Spatial layout records
——
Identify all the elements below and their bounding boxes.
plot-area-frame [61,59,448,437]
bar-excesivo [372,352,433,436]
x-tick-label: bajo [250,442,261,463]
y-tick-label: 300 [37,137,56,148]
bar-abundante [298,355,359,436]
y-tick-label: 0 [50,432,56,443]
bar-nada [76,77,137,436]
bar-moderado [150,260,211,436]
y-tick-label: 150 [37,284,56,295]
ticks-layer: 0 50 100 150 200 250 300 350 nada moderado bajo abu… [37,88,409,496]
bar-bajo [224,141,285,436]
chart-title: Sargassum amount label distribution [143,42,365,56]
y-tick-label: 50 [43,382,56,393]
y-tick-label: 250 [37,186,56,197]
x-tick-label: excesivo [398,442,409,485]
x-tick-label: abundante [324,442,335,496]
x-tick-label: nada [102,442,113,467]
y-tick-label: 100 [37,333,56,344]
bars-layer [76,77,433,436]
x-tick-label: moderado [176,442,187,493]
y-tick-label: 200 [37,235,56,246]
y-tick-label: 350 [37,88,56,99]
——
Challenge —
Copy out all of the records above word for word.

Task solution —
Identify all the elements below and their bounding boxes.
plot-area-frame [61,59,448,437]
bar-excesivo [372,352,433,436]
x-tick-label: bajo [250,442,261,463]
y-tick-label: 300 [37,137,56,148]
bar-abundante [298,355,359,436]
y-tick-label: 0 [50,432,56,443]
bar-nada [76,77,137,436]
bar-moderado [150,260,211,436]
y-tick-label: 150 [37,284,56,295]
ticks-layer: 0 50 100 150 200 250 300 350 nada moderado bajo abu… [37,88,409,496]
bar-bajo [224,141,285,436]
chart-title: Sargassum amount label distribution [143,42,365,56]
y-tick-label: 50 [43,382,56,393]
y-tick-label: 250 [37,186,56,197]
x-tick-label: excesivo [398,442,409,485]
x-tick-label: abundante [324,442,335,496]
x-tick-label: nada [102,442,113,467]
y-tick-label: 100 [37,333,56,344]
bars-layer [76,77,433,436]
x-tick-label: moderado [176,442,187,493]
y-tick-label: 200 [37,235,56,246]
y-tick-label: 350 [37,88,56,99]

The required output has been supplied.